# The request
Omit all pictures and give the records below again exactly as written.

# Data

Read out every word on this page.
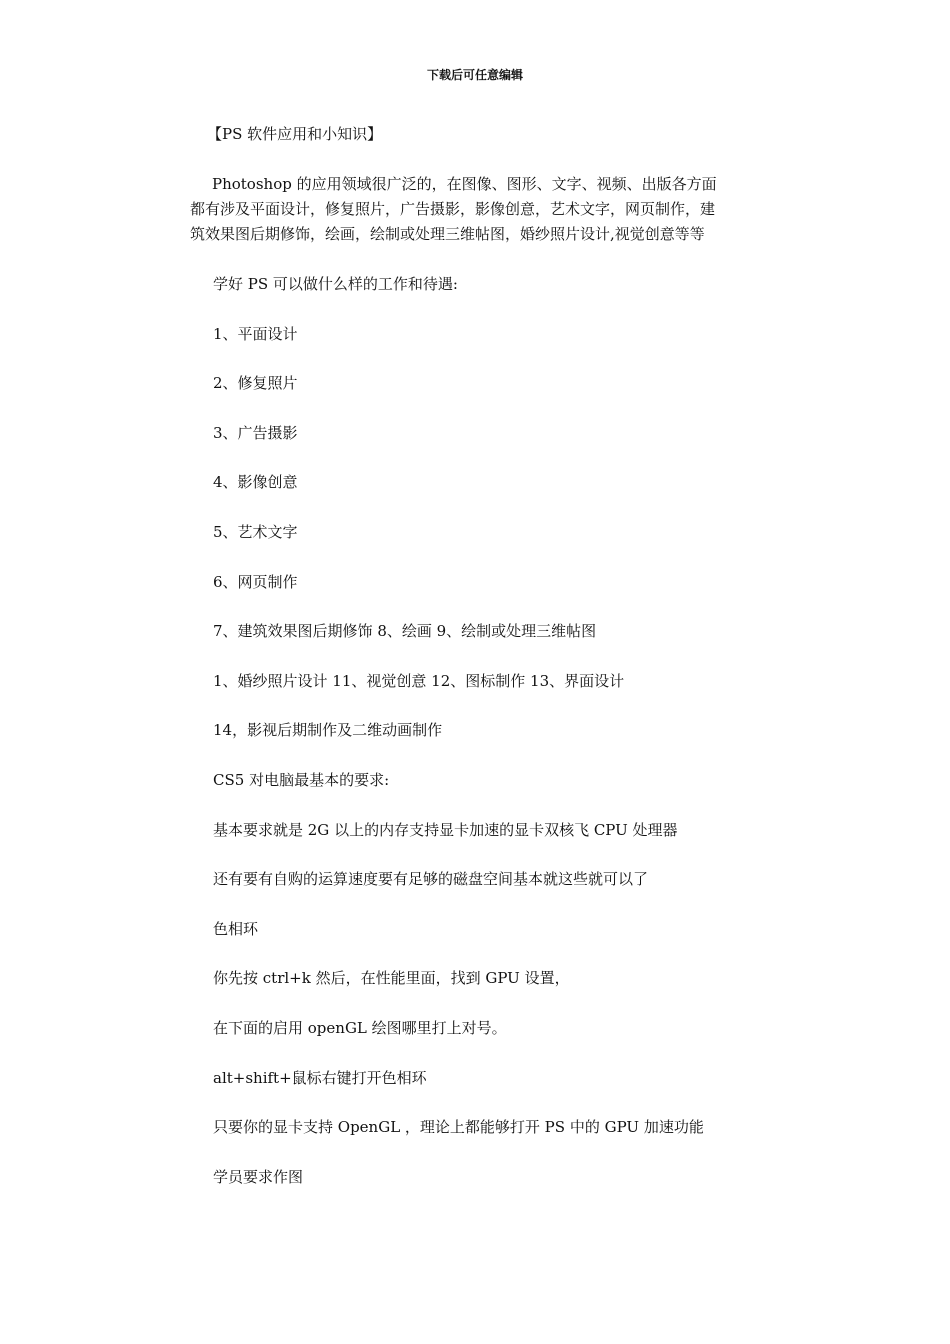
下载后可任意编辑
【PS 软件应用和小知识】
Photoshop 的应用领域很广泛的，在图像、图形、文字、视频、出版各方面
都有涉及平面设计，修复照片，广告摄影，影像创意，艺术文字，网页制作，建
筑效果图后期修饰，绘画，绘制或处理三维帖图，婚纱照片设计,视觉创意等等
学好 PS 可以做什么样的工作和待遇:
1、平面设计
2、修复照片
3、广告摄影
4、影像创意
5、艺术文字
6、网页制作
7、建筑效果图后期修饰 8、绘画 9、绘制或处理三维帖图
1、婚纱照片设计 11、视觉创意 12、图标制作 13、界面设计
14，影视后期制作及二维动画制作
CS5 对电脑最基本的要求:
基本要求就是 2G 以上的内存支持显卡加速的显卡双核飞 CPU 处理器
还有要有自购的运算速度要有足够的磁盘空间基本就这些就可以了
色相环
你先按 ctrl+k 然后，在性能里面，找到 GPU 设置，
在下面的启用 openGL 绘图哪里打上对号。
alt+shift+鼠标右键打开色相环
只要你的显卡支持 OpenGL ，理论上都能够打开 PS 中的 GPU 加速功能
学员要求作图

# Answer to this exercise
Read out every word on this page.
下载后可任意编辑
【PS 软件应用和小知识】
Photoshop 的应用领域很广泛的，在图像、图形、文字、视频、出版各方面
都有涉及平面设计，修复照片，广告摄影，影像创意，艺术文字，网页制作，建
筑效果图后期修饰，绘画，绘制或处理三维帖图，婚纱照片设计,视觉创意等等
学好 PS 可以做什么样的工作和待遇:
1、平面设计
2、修复照片
3、广告摄影
4、影像创意
5、艺术文字
6、网页制作
7、建筑效果图后期修饰 8、绘画 9、绘制或处理三维帖图
1、婚纱照片设计 11、视觉创意 12、图标制作 13、界面设计
14，影视后期制作及二维动画制作
CS5 对电脑最基本的要求:
基本要求就是 2G 以上的内存支持显卡加速的显卡双核飞 CPU 处理器
还有要有自购的运算速度要有足够的磁盘空间基本就这些就可以了
色相环
你先按 ctrl+k 然后，在性能里面，找到 GPU 设置，
在下面的启用 openGL 绘图哪里打上对号。
alt+shift+鼠标右键打开色相环
只要你的显卡支持 OpenGL ，理论上都能够打开 PS 中的 GPU 加速功能
学员要求作图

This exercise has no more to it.